Given problem
List all lines of the data containing the word "передачи".

==================================================

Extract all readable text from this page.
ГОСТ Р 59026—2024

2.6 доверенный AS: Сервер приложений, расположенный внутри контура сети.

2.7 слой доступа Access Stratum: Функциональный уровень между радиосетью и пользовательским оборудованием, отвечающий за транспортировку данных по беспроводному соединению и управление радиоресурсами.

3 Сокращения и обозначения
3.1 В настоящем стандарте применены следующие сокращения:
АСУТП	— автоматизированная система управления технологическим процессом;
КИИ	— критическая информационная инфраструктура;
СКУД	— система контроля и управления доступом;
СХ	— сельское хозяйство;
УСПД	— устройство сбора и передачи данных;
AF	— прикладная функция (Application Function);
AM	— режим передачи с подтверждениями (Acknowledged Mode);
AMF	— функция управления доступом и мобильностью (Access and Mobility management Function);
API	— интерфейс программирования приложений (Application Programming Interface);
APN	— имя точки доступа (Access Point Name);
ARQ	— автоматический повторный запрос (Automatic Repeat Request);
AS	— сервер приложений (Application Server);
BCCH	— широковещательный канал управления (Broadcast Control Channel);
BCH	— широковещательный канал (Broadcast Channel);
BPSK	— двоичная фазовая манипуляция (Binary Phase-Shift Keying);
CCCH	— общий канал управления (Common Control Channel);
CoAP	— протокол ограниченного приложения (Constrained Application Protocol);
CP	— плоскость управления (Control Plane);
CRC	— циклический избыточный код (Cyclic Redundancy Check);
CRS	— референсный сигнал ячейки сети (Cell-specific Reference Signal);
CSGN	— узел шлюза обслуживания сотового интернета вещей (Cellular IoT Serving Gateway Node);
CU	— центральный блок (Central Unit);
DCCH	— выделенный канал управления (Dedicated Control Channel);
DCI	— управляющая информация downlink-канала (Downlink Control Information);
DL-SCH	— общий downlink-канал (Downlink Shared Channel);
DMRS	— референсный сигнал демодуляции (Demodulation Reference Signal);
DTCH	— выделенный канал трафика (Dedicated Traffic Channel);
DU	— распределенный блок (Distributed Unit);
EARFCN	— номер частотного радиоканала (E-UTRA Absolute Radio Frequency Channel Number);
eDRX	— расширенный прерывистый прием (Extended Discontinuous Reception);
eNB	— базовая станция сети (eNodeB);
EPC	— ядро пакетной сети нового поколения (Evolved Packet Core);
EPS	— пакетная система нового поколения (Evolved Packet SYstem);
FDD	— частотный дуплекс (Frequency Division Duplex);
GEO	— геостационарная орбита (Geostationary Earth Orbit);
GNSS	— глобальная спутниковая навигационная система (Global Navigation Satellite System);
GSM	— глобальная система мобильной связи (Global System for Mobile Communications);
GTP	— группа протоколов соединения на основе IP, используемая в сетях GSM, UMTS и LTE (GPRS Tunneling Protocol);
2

==================================================

Expected answer
УСПД	— устройство сбора и передачи данных;
AM	— режим передачи с подтверждениями (Acknowledged Mode);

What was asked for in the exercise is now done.